## Objective
Search the records for the word "JSON" and report each line that has it.

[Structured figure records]
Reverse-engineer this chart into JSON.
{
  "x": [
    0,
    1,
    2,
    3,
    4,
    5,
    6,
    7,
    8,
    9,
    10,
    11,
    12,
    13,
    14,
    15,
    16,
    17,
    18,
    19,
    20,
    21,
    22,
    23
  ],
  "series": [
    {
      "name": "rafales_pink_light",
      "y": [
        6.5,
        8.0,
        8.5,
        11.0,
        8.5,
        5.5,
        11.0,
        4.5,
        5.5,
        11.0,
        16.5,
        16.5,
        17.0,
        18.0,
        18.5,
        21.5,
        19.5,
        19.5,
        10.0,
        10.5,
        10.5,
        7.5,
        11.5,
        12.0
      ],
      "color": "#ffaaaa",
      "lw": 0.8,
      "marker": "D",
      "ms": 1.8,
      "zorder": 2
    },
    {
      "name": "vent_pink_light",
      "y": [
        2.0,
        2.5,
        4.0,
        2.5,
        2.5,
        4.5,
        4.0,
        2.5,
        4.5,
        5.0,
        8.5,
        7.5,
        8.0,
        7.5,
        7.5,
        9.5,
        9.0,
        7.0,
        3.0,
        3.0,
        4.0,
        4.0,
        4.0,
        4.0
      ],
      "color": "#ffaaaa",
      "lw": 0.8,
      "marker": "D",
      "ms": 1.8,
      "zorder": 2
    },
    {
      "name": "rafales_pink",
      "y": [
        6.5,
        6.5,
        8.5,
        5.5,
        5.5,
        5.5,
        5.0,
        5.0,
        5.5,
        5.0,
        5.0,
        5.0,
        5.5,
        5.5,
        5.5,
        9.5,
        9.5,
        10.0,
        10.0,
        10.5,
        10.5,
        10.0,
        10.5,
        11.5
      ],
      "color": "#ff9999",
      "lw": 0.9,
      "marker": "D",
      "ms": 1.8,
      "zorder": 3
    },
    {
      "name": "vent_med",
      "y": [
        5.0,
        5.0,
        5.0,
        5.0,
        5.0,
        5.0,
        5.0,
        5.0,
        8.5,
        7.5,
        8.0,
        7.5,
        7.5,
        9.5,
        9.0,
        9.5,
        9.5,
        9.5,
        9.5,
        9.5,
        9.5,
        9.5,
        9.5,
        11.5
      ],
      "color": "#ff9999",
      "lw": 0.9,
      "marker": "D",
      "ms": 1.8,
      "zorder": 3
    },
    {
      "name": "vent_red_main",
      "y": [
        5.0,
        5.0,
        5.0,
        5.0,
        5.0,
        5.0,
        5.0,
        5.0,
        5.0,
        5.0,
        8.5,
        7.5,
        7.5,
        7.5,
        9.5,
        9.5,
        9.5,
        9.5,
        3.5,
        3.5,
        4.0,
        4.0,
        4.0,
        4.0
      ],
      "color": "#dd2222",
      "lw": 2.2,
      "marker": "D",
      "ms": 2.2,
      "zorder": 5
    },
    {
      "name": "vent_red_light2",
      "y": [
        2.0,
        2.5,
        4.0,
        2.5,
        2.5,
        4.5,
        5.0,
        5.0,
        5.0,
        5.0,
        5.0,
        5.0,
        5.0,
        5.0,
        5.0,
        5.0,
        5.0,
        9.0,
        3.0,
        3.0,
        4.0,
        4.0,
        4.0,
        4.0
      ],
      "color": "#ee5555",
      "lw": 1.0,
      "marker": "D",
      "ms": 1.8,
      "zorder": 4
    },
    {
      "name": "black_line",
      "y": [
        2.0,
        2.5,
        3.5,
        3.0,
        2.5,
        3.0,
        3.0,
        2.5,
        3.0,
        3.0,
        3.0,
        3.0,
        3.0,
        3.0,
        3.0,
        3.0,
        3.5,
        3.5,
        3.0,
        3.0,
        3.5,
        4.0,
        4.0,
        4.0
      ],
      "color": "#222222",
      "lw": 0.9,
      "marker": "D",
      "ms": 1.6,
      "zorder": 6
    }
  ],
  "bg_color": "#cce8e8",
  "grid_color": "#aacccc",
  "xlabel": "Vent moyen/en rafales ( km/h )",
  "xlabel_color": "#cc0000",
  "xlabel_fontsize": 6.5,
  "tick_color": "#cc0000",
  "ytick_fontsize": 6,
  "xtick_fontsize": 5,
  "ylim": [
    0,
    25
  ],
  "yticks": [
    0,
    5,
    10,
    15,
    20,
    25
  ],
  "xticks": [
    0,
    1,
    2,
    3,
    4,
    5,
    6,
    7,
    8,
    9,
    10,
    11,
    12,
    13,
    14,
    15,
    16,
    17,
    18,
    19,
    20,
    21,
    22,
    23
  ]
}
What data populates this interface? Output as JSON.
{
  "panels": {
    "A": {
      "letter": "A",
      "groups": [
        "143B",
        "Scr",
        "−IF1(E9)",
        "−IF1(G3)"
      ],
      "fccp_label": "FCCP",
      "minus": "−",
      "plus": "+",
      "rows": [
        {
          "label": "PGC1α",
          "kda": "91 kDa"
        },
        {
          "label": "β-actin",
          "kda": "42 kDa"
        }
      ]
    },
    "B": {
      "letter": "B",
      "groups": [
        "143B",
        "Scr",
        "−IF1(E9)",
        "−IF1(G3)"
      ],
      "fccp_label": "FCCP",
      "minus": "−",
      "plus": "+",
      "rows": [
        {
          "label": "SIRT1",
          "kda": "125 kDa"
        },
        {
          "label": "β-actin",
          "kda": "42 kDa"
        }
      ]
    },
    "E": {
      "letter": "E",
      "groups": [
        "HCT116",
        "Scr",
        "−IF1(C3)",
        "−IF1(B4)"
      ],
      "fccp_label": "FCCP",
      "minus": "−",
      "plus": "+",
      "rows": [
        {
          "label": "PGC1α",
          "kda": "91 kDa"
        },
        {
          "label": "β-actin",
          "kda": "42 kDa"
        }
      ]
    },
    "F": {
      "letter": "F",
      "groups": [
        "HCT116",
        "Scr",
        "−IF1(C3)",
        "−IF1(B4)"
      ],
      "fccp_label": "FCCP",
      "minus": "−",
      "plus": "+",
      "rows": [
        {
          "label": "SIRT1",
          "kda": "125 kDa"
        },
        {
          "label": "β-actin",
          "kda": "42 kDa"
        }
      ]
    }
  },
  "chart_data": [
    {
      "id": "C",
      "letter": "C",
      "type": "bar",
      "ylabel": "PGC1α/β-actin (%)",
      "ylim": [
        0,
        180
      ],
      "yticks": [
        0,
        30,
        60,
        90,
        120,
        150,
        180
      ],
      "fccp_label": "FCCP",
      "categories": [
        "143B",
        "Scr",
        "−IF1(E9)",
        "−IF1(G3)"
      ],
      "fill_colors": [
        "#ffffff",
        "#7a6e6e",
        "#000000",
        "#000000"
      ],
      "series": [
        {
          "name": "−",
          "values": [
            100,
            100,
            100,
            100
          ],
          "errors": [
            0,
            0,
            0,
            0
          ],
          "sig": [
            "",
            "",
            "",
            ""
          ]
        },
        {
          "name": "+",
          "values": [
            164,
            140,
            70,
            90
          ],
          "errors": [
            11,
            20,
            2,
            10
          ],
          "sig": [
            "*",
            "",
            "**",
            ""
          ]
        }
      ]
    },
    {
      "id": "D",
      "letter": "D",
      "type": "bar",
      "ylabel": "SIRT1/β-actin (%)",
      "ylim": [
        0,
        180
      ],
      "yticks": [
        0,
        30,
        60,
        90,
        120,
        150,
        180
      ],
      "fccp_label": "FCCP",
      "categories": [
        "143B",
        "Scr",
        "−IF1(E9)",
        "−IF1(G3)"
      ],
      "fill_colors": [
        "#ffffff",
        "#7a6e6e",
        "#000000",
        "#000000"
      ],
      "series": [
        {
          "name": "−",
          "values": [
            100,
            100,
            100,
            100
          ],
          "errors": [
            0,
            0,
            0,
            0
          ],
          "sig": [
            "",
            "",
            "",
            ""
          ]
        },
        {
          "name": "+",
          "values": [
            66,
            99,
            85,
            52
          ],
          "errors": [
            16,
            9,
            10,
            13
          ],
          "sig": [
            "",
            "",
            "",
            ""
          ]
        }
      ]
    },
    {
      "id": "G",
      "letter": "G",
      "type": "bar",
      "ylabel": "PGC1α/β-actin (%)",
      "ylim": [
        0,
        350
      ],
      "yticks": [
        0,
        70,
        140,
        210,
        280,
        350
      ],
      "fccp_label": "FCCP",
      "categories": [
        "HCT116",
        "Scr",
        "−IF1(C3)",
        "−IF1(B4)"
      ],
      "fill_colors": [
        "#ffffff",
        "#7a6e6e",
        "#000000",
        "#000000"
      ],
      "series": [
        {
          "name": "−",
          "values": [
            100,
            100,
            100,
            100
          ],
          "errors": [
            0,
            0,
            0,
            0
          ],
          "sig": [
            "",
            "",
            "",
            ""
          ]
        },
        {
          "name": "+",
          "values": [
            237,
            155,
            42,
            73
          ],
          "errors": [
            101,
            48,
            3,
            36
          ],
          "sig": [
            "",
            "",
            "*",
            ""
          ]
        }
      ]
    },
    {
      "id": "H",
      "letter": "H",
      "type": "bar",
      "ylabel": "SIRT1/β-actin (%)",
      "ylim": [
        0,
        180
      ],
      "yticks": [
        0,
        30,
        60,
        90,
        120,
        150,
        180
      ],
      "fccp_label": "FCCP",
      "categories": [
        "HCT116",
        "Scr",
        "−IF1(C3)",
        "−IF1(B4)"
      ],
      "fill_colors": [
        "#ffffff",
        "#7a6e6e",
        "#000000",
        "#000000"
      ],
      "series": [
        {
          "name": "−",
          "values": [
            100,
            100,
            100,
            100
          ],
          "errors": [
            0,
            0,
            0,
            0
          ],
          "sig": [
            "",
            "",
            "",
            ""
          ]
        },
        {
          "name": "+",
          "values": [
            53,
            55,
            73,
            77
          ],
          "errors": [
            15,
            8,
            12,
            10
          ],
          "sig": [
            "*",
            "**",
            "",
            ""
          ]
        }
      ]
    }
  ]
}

## Response
Reverse-engineer this chart into JSON.
What data populates this interface? Output as JSON.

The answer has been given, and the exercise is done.